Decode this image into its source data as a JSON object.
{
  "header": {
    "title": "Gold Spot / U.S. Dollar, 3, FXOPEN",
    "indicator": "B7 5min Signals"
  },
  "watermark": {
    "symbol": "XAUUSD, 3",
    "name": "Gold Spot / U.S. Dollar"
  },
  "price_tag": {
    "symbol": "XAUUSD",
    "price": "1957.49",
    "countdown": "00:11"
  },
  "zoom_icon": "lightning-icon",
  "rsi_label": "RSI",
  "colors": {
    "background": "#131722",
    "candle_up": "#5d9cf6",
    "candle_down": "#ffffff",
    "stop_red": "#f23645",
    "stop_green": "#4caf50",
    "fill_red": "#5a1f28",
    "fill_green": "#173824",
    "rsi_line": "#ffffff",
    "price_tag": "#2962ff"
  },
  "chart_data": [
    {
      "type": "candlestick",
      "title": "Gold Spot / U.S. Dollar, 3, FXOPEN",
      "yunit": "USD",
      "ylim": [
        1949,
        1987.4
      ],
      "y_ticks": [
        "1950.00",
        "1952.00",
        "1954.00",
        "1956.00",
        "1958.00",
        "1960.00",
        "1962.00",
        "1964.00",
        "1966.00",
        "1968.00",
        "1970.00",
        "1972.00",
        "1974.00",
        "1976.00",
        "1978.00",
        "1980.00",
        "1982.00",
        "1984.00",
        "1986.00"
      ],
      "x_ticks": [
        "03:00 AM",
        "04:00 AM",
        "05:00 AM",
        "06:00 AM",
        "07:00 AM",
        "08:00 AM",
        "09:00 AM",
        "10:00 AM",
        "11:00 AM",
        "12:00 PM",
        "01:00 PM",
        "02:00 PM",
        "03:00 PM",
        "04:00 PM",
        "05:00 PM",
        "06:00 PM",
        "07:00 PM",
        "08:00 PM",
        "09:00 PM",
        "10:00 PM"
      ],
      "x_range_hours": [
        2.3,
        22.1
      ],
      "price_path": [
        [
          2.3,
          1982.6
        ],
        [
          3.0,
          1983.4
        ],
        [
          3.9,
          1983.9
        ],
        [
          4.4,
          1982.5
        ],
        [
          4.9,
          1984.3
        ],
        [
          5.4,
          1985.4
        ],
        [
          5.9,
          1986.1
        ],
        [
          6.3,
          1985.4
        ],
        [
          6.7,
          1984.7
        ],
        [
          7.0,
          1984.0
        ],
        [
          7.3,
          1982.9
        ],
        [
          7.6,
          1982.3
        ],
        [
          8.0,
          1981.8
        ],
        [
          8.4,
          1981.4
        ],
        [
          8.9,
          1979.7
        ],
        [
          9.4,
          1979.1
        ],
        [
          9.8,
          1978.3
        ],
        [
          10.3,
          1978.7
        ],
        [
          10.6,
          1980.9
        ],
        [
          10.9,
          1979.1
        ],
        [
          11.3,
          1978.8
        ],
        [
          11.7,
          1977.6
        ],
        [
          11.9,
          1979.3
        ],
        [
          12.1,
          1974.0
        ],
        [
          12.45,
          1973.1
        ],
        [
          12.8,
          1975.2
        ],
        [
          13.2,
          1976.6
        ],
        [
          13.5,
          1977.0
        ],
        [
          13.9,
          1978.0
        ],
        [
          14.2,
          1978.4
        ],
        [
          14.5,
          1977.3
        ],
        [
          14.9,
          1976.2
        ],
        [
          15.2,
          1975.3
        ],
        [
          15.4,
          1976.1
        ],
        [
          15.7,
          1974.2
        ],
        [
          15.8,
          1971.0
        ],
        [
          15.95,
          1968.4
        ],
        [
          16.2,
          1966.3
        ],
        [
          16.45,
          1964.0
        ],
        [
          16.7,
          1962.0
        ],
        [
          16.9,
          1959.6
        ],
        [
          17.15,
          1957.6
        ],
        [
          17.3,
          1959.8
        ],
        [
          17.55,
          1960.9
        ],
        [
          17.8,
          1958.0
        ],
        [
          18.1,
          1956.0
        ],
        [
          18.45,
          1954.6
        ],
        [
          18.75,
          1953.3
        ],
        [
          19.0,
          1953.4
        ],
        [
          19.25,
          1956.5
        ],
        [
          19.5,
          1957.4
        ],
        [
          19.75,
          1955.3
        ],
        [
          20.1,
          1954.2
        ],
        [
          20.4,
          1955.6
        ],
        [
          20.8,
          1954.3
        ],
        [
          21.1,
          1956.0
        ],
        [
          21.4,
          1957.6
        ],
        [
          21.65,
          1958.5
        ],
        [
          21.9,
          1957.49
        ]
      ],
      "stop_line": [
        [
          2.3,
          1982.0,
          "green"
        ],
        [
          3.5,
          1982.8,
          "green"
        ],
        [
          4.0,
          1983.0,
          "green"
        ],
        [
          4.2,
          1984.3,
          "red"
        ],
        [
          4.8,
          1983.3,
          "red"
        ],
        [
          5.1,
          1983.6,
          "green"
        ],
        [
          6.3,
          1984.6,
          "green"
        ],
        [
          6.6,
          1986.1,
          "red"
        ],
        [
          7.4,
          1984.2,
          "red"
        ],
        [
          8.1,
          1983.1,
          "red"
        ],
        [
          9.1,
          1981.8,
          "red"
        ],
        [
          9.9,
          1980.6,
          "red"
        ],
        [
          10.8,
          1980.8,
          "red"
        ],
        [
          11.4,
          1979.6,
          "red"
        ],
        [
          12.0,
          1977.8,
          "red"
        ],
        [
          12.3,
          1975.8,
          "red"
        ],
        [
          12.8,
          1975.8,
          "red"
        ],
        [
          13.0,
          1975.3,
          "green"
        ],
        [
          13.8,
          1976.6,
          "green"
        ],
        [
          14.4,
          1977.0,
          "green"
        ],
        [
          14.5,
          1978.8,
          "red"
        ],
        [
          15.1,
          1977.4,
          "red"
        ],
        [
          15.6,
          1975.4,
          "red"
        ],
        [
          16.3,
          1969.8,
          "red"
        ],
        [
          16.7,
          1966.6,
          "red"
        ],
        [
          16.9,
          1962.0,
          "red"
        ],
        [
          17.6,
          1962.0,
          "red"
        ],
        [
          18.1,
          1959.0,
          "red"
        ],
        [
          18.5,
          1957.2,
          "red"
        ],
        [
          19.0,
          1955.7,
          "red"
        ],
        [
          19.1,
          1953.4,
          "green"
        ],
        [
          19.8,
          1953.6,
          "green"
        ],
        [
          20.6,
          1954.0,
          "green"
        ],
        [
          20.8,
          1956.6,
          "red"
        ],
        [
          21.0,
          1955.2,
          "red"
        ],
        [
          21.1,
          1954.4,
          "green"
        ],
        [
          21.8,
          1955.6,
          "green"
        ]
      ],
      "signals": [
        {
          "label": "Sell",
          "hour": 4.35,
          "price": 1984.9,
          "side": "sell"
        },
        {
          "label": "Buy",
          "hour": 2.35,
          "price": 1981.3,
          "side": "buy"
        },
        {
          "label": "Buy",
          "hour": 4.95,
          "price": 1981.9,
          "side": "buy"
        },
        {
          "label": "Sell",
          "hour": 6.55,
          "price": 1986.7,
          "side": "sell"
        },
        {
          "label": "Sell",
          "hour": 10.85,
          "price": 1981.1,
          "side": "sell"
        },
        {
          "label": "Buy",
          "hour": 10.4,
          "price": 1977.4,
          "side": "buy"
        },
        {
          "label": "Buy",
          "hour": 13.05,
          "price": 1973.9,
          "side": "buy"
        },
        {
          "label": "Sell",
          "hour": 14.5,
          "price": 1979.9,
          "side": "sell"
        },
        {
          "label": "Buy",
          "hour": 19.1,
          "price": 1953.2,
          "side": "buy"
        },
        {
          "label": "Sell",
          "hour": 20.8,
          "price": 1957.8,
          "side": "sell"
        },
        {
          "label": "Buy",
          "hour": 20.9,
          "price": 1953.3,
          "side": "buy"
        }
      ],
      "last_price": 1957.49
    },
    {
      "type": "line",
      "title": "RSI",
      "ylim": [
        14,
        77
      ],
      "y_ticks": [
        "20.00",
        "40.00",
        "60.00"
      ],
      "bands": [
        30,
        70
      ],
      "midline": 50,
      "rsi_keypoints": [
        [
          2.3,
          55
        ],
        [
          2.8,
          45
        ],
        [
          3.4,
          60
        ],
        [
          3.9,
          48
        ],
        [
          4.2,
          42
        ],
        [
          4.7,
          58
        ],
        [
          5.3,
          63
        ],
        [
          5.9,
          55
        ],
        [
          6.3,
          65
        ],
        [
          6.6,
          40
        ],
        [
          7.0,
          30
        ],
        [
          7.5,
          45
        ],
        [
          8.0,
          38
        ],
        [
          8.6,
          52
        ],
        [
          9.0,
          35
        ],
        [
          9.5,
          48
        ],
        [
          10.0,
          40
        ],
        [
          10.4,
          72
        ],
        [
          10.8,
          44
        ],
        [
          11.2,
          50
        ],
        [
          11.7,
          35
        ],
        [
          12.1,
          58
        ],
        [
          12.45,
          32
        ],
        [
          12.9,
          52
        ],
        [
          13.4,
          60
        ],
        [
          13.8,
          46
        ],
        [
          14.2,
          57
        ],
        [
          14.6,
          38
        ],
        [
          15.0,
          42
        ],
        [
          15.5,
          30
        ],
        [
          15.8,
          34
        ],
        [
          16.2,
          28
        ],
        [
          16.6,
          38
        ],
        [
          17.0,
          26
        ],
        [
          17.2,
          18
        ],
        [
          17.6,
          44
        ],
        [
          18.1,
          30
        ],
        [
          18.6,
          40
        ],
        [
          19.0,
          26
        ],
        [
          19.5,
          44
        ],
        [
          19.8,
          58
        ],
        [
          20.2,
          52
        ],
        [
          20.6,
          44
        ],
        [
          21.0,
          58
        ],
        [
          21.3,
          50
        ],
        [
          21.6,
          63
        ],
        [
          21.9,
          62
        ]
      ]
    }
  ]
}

------------------------------------------------

PROMPT. Go through the records and show every line with the string "title" in it.

FULL SOLUTION.
    "title": "Gold Spot / U.S. Dollar, 3, FXOPEN",
      "title": "Gold Spot / U.S. Dollar, 3, FXOPEN",
      "title": "RSI",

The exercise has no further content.